• Given exercise: Pull out all lines from the listing below in which the word "Mean" appears.

• Records from a collection:
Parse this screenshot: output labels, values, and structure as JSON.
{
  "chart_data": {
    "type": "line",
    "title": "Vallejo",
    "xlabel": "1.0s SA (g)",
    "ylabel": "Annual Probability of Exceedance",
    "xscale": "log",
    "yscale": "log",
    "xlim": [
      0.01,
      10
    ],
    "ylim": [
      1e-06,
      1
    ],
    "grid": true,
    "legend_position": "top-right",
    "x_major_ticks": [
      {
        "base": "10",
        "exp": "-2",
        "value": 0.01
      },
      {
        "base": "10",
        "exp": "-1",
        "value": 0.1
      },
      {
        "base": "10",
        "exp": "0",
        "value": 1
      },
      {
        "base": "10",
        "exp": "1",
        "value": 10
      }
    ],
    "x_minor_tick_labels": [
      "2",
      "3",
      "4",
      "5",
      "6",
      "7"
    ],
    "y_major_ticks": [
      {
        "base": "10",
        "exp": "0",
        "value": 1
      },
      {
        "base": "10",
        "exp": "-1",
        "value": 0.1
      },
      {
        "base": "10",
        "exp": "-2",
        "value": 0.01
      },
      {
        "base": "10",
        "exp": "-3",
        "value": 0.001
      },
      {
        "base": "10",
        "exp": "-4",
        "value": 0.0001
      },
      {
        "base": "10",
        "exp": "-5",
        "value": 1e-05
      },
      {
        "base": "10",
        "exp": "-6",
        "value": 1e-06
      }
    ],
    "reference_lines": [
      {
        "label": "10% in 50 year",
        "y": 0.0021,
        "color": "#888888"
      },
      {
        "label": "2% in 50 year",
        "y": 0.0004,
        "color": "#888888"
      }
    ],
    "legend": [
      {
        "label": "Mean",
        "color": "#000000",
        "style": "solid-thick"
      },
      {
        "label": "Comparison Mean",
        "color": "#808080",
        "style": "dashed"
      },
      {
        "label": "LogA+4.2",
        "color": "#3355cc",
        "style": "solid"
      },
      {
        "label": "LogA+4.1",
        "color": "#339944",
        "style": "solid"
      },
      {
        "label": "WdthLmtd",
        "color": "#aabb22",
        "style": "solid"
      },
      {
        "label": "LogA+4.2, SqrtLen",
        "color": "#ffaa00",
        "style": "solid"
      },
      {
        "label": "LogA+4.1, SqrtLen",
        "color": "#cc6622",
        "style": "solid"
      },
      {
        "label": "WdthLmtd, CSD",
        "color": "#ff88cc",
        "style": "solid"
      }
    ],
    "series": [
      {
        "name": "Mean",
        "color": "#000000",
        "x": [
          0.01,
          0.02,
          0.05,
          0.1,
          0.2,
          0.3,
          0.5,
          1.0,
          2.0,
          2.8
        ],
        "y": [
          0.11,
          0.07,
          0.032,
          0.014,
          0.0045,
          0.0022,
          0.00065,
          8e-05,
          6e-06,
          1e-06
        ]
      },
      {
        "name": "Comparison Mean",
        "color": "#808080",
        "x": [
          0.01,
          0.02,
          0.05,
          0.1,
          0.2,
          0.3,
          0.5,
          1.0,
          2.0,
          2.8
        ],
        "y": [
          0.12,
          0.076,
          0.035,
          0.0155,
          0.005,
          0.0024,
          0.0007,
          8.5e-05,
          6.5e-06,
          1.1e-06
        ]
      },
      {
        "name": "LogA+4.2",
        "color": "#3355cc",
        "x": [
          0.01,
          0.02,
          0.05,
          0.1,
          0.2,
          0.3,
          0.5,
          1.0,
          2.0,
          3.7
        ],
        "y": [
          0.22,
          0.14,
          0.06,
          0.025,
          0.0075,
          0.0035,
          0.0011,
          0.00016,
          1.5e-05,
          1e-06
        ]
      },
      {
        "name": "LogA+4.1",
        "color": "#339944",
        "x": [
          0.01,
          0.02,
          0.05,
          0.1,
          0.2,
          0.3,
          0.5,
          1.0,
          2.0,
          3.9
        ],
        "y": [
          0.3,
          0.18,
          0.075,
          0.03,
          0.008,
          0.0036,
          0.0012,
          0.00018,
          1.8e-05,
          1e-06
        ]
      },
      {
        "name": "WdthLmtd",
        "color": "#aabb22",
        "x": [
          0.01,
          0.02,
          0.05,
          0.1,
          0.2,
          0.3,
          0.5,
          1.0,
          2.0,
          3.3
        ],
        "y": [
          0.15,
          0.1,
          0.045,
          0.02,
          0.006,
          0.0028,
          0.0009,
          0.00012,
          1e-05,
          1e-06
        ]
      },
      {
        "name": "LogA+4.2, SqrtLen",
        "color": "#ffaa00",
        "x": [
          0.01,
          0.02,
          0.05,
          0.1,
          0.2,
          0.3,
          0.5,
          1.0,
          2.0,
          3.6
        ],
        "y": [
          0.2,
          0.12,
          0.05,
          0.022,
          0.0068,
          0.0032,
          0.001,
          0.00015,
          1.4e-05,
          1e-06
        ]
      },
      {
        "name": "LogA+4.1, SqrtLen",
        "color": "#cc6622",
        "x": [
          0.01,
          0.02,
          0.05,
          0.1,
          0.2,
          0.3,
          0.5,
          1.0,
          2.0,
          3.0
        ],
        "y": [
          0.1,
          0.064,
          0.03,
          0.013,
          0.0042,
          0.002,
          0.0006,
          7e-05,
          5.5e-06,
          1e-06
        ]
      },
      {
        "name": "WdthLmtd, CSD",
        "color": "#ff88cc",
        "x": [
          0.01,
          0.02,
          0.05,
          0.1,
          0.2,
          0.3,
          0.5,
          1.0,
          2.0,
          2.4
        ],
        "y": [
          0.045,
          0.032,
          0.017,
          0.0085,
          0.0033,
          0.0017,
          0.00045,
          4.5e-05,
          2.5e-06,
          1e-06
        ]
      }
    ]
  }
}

* * *

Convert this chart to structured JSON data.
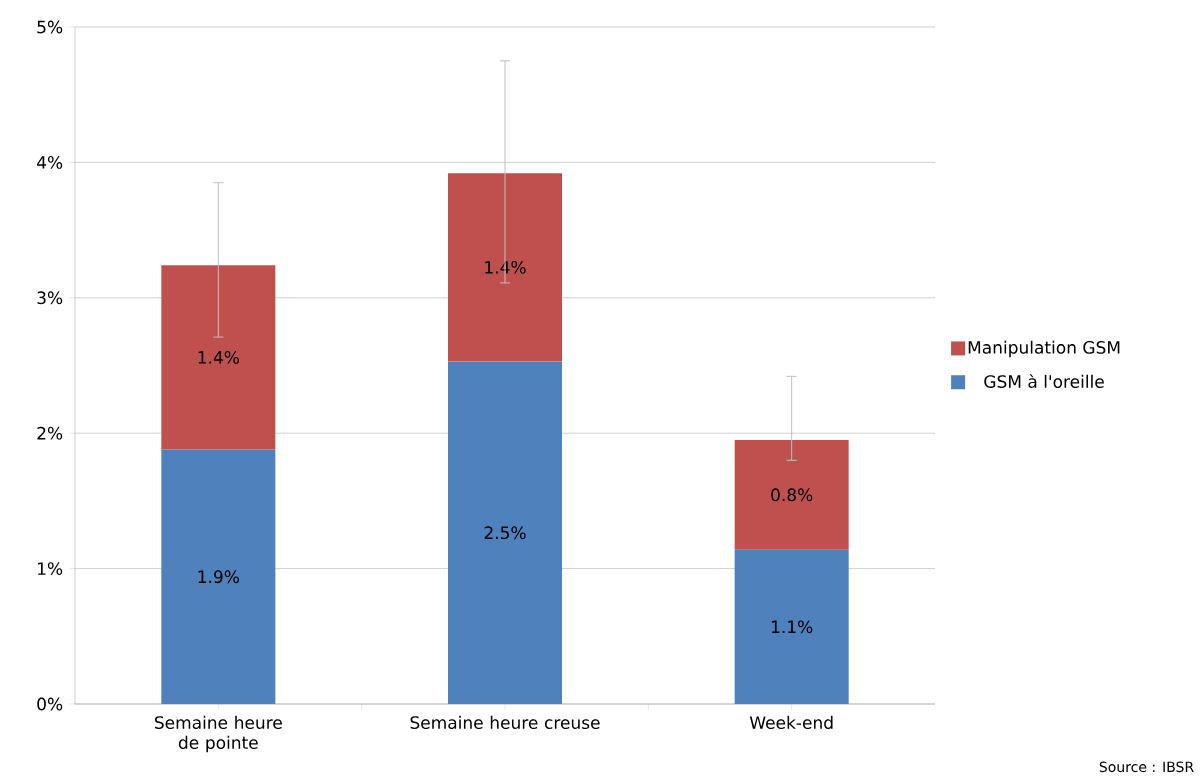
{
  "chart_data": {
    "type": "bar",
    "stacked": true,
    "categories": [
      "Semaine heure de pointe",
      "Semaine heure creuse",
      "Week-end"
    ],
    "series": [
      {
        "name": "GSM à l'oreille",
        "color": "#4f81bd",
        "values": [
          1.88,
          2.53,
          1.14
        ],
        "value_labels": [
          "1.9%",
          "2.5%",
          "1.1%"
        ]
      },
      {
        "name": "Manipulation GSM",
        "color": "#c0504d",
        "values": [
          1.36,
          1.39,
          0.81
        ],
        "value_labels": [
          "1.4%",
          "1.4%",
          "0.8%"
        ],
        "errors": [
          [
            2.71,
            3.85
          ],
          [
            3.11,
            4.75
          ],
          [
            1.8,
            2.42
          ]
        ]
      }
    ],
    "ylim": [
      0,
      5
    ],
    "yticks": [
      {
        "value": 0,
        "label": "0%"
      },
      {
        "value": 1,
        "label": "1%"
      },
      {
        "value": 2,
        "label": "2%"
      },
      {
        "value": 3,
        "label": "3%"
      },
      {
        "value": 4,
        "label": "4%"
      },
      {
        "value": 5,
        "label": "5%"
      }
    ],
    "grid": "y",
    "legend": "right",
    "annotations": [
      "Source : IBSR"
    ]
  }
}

• Solution to this problem:
        "label": "Mean",
        "label": "Comparison Mean",
        "name": "Mean",
        "name": "Comparison Mean",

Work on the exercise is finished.